- Exercise materials
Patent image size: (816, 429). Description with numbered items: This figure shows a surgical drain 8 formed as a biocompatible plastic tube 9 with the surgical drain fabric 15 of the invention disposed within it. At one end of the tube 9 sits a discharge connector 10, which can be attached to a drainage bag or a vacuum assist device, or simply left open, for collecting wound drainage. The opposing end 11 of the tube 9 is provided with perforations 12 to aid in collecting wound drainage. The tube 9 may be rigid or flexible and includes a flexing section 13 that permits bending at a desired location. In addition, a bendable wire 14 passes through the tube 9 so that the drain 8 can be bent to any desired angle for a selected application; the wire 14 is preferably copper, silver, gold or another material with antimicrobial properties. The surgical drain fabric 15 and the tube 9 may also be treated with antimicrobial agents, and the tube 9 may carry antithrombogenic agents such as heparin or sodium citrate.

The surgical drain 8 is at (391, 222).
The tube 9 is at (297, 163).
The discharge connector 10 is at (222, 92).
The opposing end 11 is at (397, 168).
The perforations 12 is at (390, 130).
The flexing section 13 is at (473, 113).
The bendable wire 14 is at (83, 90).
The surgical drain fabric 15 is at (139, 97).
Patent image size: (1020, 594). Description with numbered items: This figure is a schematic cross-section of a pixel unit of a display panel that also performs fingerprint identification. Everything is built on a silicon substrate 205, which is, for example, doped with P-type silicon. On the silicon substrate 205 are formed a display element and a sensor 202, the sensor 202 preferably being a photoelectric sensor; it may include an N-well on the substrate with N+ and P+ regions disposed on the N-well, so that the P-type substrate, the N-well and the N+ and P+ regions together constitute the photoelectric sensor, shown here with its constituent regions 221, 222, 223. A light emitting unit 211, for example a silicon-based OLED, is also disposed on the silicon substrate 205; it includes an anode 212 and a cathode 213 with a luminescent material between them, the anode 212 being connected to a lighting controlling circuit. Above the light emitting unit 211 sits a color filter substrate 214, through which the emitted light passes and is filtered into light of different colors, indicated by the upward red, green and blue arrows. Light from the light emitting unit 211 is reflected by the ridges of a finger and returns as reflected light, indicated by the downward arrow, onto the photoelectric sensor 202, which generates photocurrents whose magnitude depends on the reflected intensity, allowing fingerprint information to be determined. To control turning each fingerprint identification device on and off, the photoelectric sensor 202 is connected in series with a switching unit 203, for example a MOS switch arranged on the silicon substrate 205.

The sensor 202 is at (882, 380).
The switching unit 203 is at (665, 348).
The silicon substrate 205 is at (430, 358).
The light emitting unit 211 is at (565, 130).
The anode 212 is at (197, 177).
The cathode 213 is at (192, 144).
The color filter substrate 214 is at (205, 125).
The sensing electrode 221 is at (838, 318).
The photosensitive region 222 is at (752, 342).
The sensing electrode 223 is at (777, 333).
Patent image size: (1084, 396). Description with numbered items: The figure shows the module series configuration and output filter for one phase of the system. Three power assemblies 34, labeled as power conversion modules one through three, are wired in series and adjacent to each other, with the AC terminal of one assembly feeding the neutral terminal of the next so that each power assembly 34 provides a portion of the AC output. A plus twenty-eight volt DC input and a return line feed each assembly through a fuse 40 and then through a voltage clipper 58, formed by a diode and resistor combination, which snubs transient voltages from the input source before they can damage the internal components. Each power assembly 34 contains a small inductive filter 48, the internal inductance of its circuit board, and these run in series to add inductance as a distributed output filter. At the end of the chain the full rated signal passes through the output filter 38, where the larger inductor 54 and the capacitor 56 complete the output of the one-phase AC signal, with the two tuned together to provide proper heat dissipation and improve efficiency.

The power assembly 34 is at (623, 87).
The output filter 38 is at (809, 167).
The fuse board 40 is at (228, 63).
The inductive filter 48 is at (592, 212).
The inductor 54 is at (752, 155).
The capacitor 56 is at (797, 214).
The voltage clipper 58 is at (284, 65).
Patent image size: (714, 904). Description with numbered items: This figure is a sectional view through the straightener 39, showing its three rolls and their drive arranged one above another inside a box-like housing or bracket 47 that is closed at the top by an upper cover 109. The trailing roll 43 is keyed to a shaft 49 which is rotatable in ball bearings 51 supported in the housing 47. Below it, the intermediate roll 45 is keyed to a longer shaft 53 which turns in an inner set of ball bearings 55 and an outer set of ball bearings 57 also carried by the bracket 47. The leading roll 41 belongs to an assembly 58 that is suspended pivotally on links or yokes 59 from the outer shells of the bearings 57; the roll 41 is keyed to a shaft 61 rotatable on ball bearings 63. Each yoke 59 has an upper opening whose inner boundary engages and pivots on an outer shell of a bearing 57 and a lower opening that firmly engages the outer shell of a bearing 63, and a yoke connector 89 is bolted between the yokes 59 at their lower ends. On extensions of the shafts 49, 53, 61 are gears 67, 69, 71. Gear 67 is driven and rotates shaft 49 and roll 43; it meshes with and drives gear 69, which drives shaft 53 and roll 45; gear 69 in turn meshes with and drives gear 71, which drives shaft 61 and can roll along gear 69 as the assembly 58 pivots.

- Given instruction
Format everything from the start of the rows down to the line containing "The opposing end 11 is at (397, 168).", including that line, as a JSON list of strings with one string per line and blank lines left out.

- Answer to this exercise
[
  "Patent image size: (816, 429). Description with numbered items: This figure shows a surgical drain 8 formed as a biocompatible plastic tube 9 with the surgical drain fabric 15 of the invention disposed within it. At one end of the tube 9 sits a discharge connector 10, which can be attached to a drainage bag or a vacuum assist device, or simply left open, for collecting wound drainage. The opposing end 11 of the tube 9 is provided with perforations 12 to aid in collecting wound drainage. The tube 9 may be rigid or flexible and includes a flexing section 13 that permits bending at a desired location. In addition, a bendable wire 14 passes through the tube 9 so that the drain 8 can be bent to any desired angle for a selected application; the wire 14 is preferably copper, silver, gold or another material with antimicrobial properties. The surgical drain fabric 15 and the tube 9 may also be treated with antimicrobial agents, and the tube 9 may carry antithrombogenic agents such as heparin or sodium citrate.",
  "The surgical drain 8 is at (391, 222).",
  "The tube 9 is at (297, 163).",
  "The discharge connector 10 is at (222, 92).",
  "The opposing end 11 is at (397, 168)."
]